Goal. Give the entries back exactly, dropping each image.
====== Records shown ======
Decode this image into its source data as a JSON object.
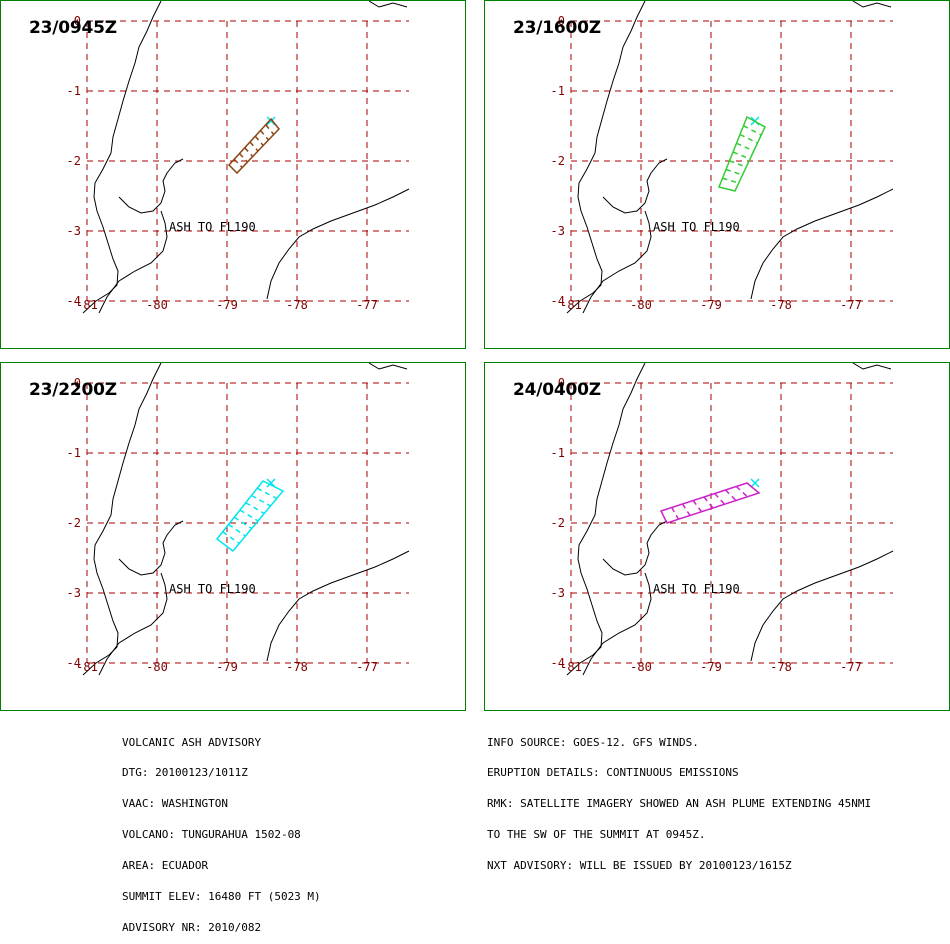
{
  "panels": [
    {
      "time": "23/0945Z",
      "ash_text": "ASH TO FL190",
      "plume_color": "#8B4513",
      "plume_shape": "narrow-sw"
    },
    {
      "time": "23/1600Z",
      "ash_text": "ASH TO FL190",
      "plume_color": "#33cc33",
      "plume_shape": "south"
    },
    {
      "time": "23/2200Z",
      "ash_text": "ASH TO FL190",
      "plume_color": "#00e5ee",
      "plume_shape": "sw"
    },
    {
      "time": "24/0400Z",
      "ash_text": "ASH TO FL190",
      "plume_color": "#cc22cc",
      "plume_shape": "west"
    }
  ],
  "map": {
    "lat_ticks": [
      "0",
      "-1",
      "-2",
      "-3",
      "-4"
    ],
    "lon_ticks": [
      "-81",
      "-80",
      "-79",
      "-78",
      "-77"
    ],
    "grid_color": "#aa0000",
    "tick_color": "#800000",
    "volcano_marker_color": "#00e5ee",
    "frame_color": "#008000"
  },
  "advisory_left": [
    "VOLCANIC ASH ADVISORY",
    "DTG: 20100123/1011Z",
    "VAAC: WASHINGTON",
    "VOLCANO: TUNGURAHUA 1502-08",
    "AREA: ECUADOR",
    "SUMMIT ELEV: 16480 FT (5023 M)",
    "ADVISORY NR: 2010/082"
  ],
  "advisory_right": [
    "INFO SOURCE: GOES-12. GFS WINDS.",
    "ERUPTION DETAILS: CONTINUOUS EMISSIONS",
    "RMK: SATELLITE IMAGERY SHOWED AN ASH PLUME EXTENDING 45NMI",
    "TO THE SW OF THE SUMMIT AT 0945Z.",
    "NXT ADVISORY: WILL BE ISSUED BY 20100123/1615Z"
  ]
}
======
Result.
Decode this image into its source data as a JSON object.
{
  "panels": [
    {
      "time": "23/0945Z",
      "ash_text": "ASH TO FL190",
      "plume_color": "#8B4513",
      "plume_shape": "narrow-sw"
    },
    {
      "time": "23/1600Z",
      "ash_text": "ASH TO FL190",
      "plume_color": "#33cc33",
      "plume_shape": "south"
    },
    {
      "time": "23/2200Z",
      "ash_text": "ASH TO FL190",
      "plume_color": "#00e5ee",
      "plume_shape": "sw"
    },
    {
      "time": "24/0400Z",
      "ash_text": "ASH TO FL190",
      "plume_color": "#cc22cc",
      "plume_shape": "west"
    }
  ],
  "map": {
    "lat_ticks": [
      "0",
      "-1",
      "-2",
      "-3",
      "-4"
    ],
    "lon_ticks": [
      "-81",
      "-80",
      "-79",
      "-78",
      "-77"
    ],
    "grid_color": "#aa0000",
    "tick_color": "#800000",
    "volcano_marker_color": "#00e5ee",
    "frame_color": "#008000"
  },
  "advisory_left": [
    "VOLCANIC ASH ADVISORY",
    "DTG: 20100123/1011Z",
    "VAAC: WASHINGTON",
    "VOLCANO: TUNGURAHUA 1502-08",
    "AREA: ECUADOR",
    "SUMMIT ELEV: 16480 FT (5023 M)",
    "ADVISORY NR: 2010/082"
  ],
  "advisory_right": [
    "INFO SOURCE: GOES-12. GFS WINDS.",
    "ERUPTION DETAILS: CONTINUOUS EMISSIONS",
    "RMK: SATELLITE IMAGERY SHOWED AN ASH PLUME EXTENDING 45NMI",
    "TO THE SW OF THE SUMMIT AT 0945Z.",
    "NXT ADVISORY: WILL BE ISSUED BY 20100123/1615Z"
  ]
}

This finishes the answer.